Provided records >>
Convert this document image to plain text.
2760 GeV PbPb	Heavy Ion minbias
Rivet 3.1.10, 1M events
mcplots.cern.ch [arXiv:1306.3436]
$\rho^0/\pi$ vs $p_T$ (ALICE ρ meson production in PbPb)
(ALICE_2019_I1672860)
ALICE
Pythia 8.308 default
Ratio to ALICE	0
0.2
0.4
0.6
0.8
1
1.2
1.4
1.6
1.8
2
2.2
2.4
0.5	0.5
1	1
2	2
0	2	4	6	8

Exercise details >> Reproduce each record exactly, leaving nothing out.

Final result >>
Convert this document image to plain text.
2760 GeV PbPb	Heavy Ion minbias
Rivet 3.1.10, 1M events
mcplots.cern.ch [arXiv:1306.3436]
$\rho^0/\pi$ vs $p_T$ (ALICE ρ meson production in PbPb)
(ALICE_2019_I1672860)
ALICE
Pythia 8.308 default
Ratio to ALICE	0
0.2
0.4
0.6
0.8
1
1.2
1.4
1.6
1.8
2
2.2
2.4
0.5	0.5
1	1
2	2
0	2	4	6	8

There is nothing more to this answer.